» Layout annotation data:
◇ ◇ ◇
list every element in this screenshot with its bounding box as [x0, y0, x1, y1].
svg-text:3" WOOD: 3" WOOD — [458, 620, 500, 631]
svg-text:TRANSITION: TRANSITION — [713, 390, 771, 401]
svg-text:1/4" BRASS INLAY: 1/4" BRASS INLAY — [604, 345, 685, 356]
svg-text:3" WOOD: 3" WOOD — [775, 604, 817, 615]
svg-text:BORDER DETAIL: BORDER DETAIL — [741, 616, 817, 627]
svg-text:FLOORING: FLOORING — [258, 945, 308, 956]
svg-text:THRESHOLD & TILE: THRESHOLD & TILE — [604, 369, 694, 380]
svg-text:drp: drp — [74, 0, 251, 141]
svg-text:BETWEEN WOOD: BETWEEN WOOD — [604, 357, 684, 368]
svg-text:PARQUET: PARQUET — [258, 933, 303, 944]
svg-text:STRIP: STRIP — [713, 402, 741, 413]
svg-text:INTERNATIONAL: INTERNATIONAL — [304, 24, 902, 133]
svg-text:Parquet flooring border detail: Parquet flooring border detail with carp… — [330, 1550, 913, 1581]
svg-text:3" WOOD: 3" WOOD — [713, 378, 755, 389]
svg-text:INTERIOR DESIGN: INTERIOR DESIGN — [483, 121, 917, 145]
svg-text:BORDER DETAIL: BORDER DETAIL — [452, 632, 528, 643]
◇ ◇ ◇
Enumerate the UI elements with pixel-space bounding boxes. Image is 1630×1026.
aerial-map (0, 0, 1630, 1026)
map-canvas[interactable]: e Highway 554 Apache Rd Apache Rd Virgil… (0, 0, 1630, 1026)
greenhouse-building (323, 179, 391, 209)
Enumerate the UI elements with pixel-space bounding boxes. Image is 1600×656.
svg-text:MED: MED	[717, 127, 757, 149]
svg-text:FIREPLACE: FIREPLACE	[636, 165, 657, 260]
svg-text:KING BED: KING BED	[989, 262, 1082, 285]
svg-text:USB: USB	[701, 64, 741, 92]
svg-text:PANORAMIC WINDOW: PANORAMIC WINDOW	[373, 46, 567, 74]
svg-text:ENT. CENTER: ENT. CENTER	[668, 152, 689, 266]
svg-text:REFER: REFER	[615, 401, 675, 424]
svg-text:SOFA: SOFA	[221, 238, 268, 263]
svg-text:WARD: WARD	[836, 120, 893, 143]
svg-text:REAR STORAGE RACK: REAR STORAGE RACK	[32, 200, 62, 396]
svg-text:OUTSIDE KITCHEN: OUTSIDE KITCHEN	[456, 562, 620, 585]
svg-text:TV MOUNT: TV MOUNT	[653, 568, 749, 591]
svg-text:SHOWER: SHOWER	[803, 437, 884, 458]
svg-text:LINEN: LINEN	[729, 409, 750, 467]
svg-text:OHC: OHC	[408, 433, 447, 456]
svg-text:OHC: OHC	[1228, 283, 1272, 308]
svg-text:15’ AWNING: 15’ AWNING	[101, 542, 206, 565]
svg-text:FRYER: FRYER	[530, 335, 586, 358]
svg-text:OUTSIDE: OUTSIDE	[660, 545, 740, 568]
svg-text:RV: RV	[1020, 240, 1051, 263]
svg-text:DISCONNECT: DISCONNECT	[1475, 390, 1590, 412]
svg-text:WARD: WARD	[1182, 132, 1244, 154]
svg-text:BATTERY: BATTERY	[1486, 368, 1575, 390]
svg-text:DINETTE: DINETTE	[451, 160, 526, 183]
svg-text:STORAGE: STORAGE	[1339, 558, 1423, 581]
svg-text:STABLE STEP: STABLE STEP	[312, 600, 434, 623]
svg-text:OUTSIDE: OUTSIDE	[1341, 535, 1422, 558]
◇ ◇ ◇
» EXERCISE OBJECTIVE:
Echo the lines from the one containing "Image is 1630×1026." through the one containing "svg-text:15’ AWNING: 15’", inclusive.

» RESPONSE:
Enumerate the UI elements with pixel-space bounding boxes. Image is 1630×1026.
aerial-map (0, 0, 1630, 1026)
map-canvas[interactable]: e Highway 554 Apache Rd Apache Rd Virgil… (0, 0, 1630, 1026)
greenhouse-building (323, 179, 391, 209)
Enumerate the UI elements with pixel-space bounding boxes. Image is 1600×656.
svg-text:MED: MED	[717, 127, 757, 149]
svg-text:FIREPLACE: FIREPLACE	[636, 165, 657, 260]
svg-text:KING BED: KING BED	[989, 262, 1082, 285]
svg-text:USB: USB	[701, 64, 741, 92]
svg-text:PANORAMIC WINDOW: PANORAMIC WINDOW	[373, 46, 567, 74]
svg-text:ENT. CENTER: ENT. CENTER	[668, 152, 689, 266]
svg-text:REFER: REFER	[615, 401, 675, 424]
svg-text:SOFA: SOFA	[221, 238, 268, 263]
svg-text:WARD: WARD	[836, 120, 893, 143]
svg-text:REAR STORAGE RACK: REAR STORAGE RACK	[32, 200, 62, 396]
svg-text:OUTSIDE KITCHEN: OUTSIDE KITCHEN	[456, 562, 620, 585]
svg-text:TV MOUNT: TV MOUNT	[653, 568, 749, 591]
svg-text:SHOWER: SHOWER	[803, 437, 884, 458]
svg-text:LINEN: LINEN	[729, 409, 750, 467]
svg-text:OHC: OHC	[408, 433, 447, 456]
svg-text:OHC: OHC	[1228, 283, 1272, 308]
svg-text:15’ AWNING: 15’ AWNING	[101, 542, 206, 565]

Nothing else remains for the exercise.